Dataset entries on figures
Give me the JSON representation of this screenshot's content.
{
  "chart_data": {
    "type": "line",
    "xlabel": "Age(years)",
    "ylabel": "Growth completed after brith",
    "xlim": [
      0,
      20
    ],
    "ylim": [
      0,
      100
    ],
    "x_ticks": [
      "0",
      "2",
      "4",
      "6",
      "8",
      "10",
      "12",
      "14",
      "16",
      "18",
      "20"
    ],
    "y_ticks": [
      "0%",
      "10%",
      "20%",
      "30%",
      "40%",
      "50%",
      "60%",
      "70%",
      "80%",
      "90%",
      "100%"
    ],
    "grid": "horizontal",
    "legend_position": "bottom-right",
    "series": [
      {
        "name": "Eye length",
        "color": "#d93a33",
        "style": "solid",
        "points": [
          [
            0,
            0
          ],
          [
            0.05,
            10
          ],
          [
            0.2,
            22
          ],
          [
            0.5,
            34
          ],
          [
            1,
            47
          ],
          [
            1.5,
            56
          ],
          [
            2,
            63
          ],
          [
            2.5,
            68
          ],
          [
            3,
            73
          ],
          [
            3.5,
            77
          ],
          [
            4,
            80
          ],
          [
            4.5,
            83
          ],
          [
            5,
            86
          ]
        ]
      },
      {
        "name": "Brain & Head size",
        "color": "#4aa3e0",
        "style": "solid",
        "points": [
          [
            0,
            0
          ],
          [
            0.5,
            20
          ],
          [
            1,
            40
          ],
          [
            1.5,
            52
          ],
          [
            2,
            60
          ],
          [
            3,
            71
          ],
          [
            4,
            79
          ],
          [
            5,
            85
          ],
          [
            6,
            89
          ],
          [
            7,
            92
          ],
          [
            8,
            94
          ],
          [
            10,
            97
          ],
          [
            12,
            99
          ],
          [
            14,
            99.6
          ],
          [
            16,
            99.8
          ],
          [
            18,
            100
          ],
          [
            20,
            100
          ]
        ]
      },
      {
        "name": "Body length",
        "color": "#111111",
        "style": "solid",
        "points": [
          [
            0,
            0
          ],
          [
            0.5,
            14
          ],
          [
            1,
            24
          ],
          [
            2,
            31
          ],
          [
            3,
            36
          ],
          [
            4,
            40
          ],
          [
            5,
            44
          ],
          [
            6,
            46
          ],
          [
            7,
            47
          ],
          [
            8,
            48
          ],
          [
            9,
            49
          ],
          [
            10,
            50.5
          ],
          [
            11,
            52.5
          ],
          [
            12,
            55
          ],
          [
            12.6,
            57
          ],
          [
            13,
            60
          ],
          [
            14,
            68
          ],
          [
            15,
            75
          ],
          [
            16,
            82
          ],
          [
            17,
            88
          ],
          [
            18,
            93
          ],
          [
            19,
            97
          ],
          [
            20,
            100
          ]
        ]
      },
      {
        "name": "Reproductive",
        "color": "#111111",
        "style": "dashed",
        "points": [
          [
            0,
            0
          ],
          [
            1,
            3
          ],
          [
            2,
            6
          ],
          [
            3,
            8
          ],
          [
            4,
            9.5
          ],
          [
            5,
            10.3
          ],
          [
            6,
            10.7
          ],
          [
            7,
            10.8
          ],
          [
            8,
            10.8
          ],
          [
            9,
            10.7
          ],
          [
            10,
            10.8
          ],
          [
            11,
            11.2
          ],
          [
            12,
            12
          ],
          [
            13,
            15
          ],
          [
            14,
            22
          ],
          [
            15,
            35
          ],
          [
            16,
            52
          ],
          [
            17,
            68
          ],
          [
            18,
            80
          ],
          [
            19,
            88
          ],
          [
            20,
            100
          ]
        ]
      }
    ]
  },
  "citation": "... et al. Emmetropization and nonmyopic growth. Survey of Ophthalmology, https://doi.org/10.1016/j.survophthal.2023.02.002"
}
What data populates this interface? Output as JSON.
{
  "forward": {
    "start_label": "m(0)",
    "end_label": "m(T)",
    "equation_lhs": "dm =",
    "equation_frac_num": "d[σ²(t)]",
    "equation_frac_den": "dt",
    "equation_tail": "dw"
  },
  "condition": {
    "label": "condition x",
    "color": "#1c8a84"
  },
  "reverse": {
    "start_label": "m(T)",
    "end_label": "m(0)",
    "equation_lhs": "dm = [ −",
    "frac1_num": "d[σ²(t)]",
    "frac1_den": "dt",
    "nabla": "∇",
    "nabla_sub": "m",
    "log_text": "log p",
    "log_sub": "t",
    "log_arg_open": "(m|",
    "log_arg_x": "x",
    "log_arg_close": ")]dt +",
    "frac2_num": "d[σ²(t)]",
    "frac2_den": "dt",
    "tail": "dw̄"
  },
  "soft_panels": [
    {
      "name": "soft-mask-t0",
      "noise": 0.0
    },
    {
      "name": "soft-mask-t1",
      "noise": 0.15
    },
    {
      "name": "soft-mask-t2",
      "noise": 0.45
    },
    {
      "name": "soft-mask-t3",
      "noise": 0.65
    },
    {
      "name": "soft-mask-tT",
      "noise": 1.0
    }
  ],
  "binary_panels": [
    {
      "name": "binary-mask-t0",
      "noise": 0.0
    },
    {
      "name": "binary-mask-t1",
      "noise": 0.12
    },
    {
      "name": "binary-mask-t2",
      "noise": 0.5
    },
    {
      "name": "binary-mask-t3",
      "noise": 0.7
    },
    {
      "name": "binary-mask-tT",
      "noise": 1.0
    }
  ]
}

### Directions for this task
Return what is listed above, exactly and completely.

### The completed task
Give me the JSON representation of this screenshot's content.
{
  "chart_data": {
    "type": "line",
    "xlabel": "Age(years)",
    "ylabel": "Growth completed after brith",
    "xlim": [
      0,
      20
    ],
    "ylim": [
      0,
      100
    ],
    "x_ticks": [
      "0",
      "2",
      "4",
      "6",
      "8",
      "10",
      "12",
      "14",
      "16",
      "18",
      "20"
    ],
    "y_ticks": [
      "0%",
      "10%",
      "20%",
      "30%",
      "40%",
      "50%",
      "60%",
      "70%",
      "80%",
      "90%",
      "100%"
    ],
    "grid": "horizontal",
    "legend_position": "bottom-right",
    "series": [
      {
        "name": "Eye length",
        "color": "#d93a33",
        "style": "solid",
        "points": [
          [
            0,
            0
          ],
          [
            0.05,
            10
          ],
          [
            0.2,
            22
          ],
          [
            0.5,
            34
          ],
          [
            1,
            47
          ],
          [
            1.5,
            56
          ],
          [
            2,
            63
          ],
          [
            2.5,
            68
          ],
          [
            3,
            73
          ],
          [
            3.5,
            77
          ],
          [
            4,
            80
          ],
          [
            4.5,
            83
          ],
          [
            5,
            86
          ]
        ]
      },
      {
        "name": "Brain & Head size",
        "color": "#4aa3e0",
        "style": "solid",
        "points": [
          [
            0,
            0
          ],
          [
            0.5,
            20
          ],
          [
            1,
            40
          ],
          [
            1.5,
            52
          ],
          [
            2,
            60
          ],
          [
            3,
            71
          ],
          [
            4,
            79
          ],
          [
            5,
            85
          ],
          [
            6,
            89
          ],
          [
            7,
            92
          ],
          [
            8,
            94
          ],
          [
            10,
            97
          ],
          [
            12,
            99
          ],
          [
            14,
            99.6
          ],
          [
            16,
            99.8
          ],
          [
            18,
            100
          ],
          [
            20,
            100
          ]
        ]
      },
      {
        "name": "Body length",
        "color": "#111111",
        "style": "solid",
        "points": [
          [
            0,
            0
          ],
          [
            0.5,
            14
          ],
          [
            1,
            24
          ],
          [
            2,
            31
          ],
          [
            3,
            36
          ],
          [
            4,
            40
          ],
          [
            5,
            44
          ],
          [
            6,
            46
          ],
          [
            7,
            47
          ],
          [
            8,
            48
          ],
          [
            9,
            49
          ],
          [
            10,
            50.5
          ],
          [
            11,
            52.5
          ],
          [
            12,
            55
          ],
          [
            12.6,
            57
          ],
          [
            13,
            60
          ],
          [
            14,
            68
          ],
          [
            15,
            75
          ],
          [
            16,
            82
          ],
          [
            17,
            88
          ],
          [
            18,
            93
          ],
          [
            19,
            97
          ],
          [
            20,
            100
          ]
        ]
      },
      {
        "name": "Reproductive",
        "color": "#111111",
        "style": "dashed",
        "points": [
          [
            0,
            0
          ],
          [
            1,
            3
          ],
          [
            2,
            6
          ],
          [
            3,
            8
          ],
          [
            4,
            9.5
          ],
          [
            5,
            10.3
          ],
          [
            6,
            10.7
          ],
          [
            7,
            10.8
          ],
          [
            8,
            10.8
          ],
          [
            9,
            10.7
          ],
          [
            10,
            10.8
          ],
          [
            11,
            11.2
          ],
          [
            12,
            12
          ],
          [
            13,
            15
          ],
          [
            14,
            22
          ],
          [
            15,
            35
          ],
          [
            16,
            52
          ],
          [
            17,
            68
          ],
          [
            18,
            80
          ],
          [
            19,
            88
          ],
          [
            20,
            100
          ]
        ]
      }
    ]
  },
  "citation": "... et al. Emmetropization and nonmyopic growth. Survey of Ophthalmology, https://doi.org/10.1016/j.survophthal.2023.02.002"
}
What data populates this interface? Output as JSON.
{
  "forward": {
    "start_label": "m(0)",
    "end_label": "m(T)",
    "equation_lhs": "dm =",
    "equation_frac_num": "d[σ²(t)]",
    "equation_frac_den": "dt",
    "equation_tail": "dw"
  },
  "condition": {
    "label": "condition x",
    "color": "#1c8a84"
  },
  "reverse": {
    "start_label": "m(T)",
    "end_label": "m(0)",
    "equation_lhs": "dm = [ −",
    "frac1_num": "d[σ²(t)]",
    "frac1_den": "dt",
    "nabla": "∇",
    "nabla_sub": "m",
    "log_text": "log p",
    "log_sub": "t",
    "log_arg_open": "(m|",
    "log_arg_x": "x",
    "log_arg_close": ")]dt +",
    "frac2_num": "d[σ²(t)]",
    "frac2_den": "dt",
    "tail": "dw̄"
  },
  "soft_panels": [
    {
      "name": "soft-mask-t0",
      "noise": 0.0
    },
    {
      "name": "soft-mask-t1",
      "noise": 0.15
    },
    {
      "name": "soft-mask-t2",
      "noise": 0.45
    },
    {
      "name": "soft-mask-t3",
      "noise": 0.65
    },
    {
      "name": "soft-mask-tT",
      "noise": 1.0
    }
  ],
  "binary_panels": [
    {
      "name": "binary-mask-t0",
      "noise": 0.0
    },
    {
      "name": "binary-mask-t1",
      "noise": 0.12
    },
    {
      "name": "binary-mask-t2",
      "noise": 0.5
    },
    {
      "name": "binary-mask-t3",
      "noise": 0.7
    },
    {
      "name": "binary-mask-tT",
      "noise": 1.0
    }
  ]
}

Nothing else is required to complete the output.